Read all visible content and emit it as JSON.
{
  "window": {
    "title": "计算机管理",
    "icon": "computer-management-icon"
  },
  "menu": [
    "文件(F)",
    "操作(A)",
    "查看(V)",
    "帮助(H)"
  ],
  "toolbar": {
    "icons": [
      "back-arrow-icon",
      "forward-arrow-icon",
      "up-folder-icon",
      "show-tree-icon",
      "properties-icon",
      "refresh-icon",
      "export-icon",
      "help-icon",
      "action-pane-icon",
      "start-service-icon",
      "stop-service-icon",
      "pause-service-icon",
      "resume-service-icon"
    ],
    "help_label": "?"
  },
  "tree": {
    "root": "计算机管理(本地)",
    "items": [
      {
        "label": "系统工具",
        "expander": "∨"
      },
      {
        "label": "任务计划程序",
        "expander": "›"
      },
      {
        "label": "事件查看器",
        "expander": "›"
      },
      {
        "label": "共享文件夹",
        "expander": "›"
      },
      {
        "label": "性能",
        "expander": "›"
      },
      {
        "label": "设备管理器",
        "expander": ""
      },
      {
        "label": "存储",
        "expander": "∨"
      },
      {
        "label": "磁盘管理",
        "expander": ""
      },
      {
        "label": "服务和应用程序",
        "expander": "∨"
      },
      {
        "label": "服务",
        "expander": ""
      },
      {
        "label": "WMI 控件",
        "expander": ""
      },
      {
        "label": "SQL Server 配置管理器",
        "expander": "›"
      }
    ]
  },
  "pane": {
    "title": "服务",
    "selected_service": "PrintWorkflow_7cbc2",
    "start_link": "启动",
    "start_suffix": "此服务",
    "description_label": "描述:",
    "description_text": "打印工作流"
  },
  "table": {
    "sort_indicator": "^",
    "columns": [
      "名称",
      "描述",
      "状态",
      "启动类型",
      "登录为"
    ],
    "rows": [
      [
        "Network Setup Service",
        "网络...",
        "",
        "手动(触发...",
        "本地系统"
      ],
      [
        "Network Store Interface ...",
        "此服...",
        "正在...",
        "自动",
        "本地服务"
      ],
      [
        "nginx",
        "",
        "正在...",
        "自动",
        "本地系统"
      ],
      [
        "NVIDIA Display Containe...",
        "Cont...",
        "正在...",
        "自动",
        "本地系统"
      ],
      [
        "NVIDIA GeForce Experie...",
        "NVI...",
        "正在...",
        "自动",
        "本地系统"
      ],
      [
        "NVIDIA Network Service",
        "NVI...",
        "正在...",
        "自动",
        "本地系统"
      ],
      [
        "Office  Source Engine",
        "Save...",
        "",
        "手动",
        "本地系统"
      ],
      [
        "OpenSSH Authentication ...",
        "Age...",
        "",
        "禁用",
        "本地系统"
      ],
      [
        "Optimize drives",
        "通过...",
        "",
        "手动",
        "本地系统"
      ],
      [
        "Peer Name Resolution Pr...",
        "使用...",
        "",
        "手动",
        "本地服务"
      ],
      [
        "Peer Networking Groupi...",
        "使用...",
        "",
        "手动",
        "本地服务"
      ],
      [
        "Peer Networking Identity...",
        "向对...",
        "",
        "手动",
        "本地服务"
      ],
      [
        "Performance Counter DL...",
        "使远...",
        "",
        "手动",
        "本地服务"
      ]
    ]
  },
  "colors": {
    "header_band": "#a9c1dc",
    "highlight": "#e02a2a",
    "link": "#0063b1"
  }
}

++++++++++++++++++++

Your goal ->
Reproduce all the records precisely.

Response to the exercise ->
Read all visible content and emit it as JSON.
{
  "window": {
    "title": "计算机管理",
    "icon": "computer-management-icon"
  },
  "menu": [
    "文件(F)",
    "操作(A)",
    "查看(V)",
    "帮助(H)"
  ],
  "toolbar": {
    "icons": [
      "back-arrow-icon",
      "forward-arrow-icon",
      "up-folder-icon",
      "show-tree-icon",
      "properties-icon",
      "refresh-icon",
      "export-icon",
      "help-icon",
      "action-pane-icon",
      "start-service-icon",
      "stop-service-icon",
      "pause-service-icon",
      "resume-service-icon"
    ],
    "help_label": "?"
  },
  "tree": {
    "root": "计算机管理(本地)",
    "items": [
      {
        "label": "系统工具",
        "expander": "∨"
      },
      {
        "label": "任务计划程序",
        "expander": "›"
      },
      {
        "label": "事件查看器",
        "expander": "›"
      },
      {
        "label": "共享文件夹",
        "expander": "›"
      },
      {
        "label": "性能",
        "expander": "›"
      },
      {
        "label": "设备管理器",
        "expander": ""
      },
      {
        "label": "存储",
        "expander": "∨"
      },
      {
        "label": "磁盘管理",
        "expander": ""
      },
      {
        "label": "服务和应用程序",
        "expander": "∨"
      },
      {
        "label": "服务",
        "expander": ""
      },
      {
        "label": "WMI 控件",
        "expander": ""
      },
      {
        "label": "SQL Server 配置管理器",
        "expander": "›"
      }
    ]
  },
  "pane": {
    "title": "服务",
    "selected_service": "PrintWorkflow_7cbc2",
    "start_link": "启动",
    "start_suffix": "此服务",
    "description_label": "描述:",
    "description_text": "打印工作流"
  },
  "table": {
    "sort_indicator": "^",
    "columns": [
      "名称",
      "描述",
      "状态",
      "启动类型",
      "登录为"
    ],
    "rows": [
      [
        "Network Setup Service",
        "网络...",
        "",
        "手动(触发...",
        "本地系统"
      ],
      [
        "Network Store Interface ...",
        "此服...",
        "正在...",
        "自动",
        "本地服务"
      ],
      [
        "nginx",
        "",
        "正在...",
        "自动",
        "本地系统"
      ],
      [
        "NVIDIA Display Containe...",
        "Cont...",
        "正在...",
        "自动",
        "本地系统"
      ],
      [
        "NVIDIA GeForce Experie...",
        "NVI...",
        "正在...",
        "自动",
        "本地系统"
      ],
      [
        "NVIDIA Network Service",
        "NVI...",
        "正在...",
        "自动",
        "本地系统"
      ],
      [
        "Office  Source Engine",
        "Save...",
        "",
        "手动",
        "本地系统"
      ],
      [
        "OpenSSH Authentication ...",
        "Age...",
        "",
        "禁用",
        "本地系统"
      ],
      [
        "Optimize drives",
        "通过...",
        "",
        "手动",
        "本地系统"
      ],
      [
        "Peer Name Resolution Pr...",
        "使用...",
        "",
        "手动",
        "本地服务"
      ],
      [
        "Peer Networking Groupi...",
        "使用...",
        "",
        "手动",
        "本地服务"
      ],
      [
        "Peer Networking Identity...",
        "向对...",
        "",
        "手动",
        "本地服务"
      ],
      [
        "Performance Counter DL...",
        "使远...",
        "",
        "手动",
        "本地服务"
      ]
    ]
  },
  "colors": {
    "header_band": "#a9c1dc",
    "highlight": "#e02a2a",
    "link": "#0063b1"
  }
}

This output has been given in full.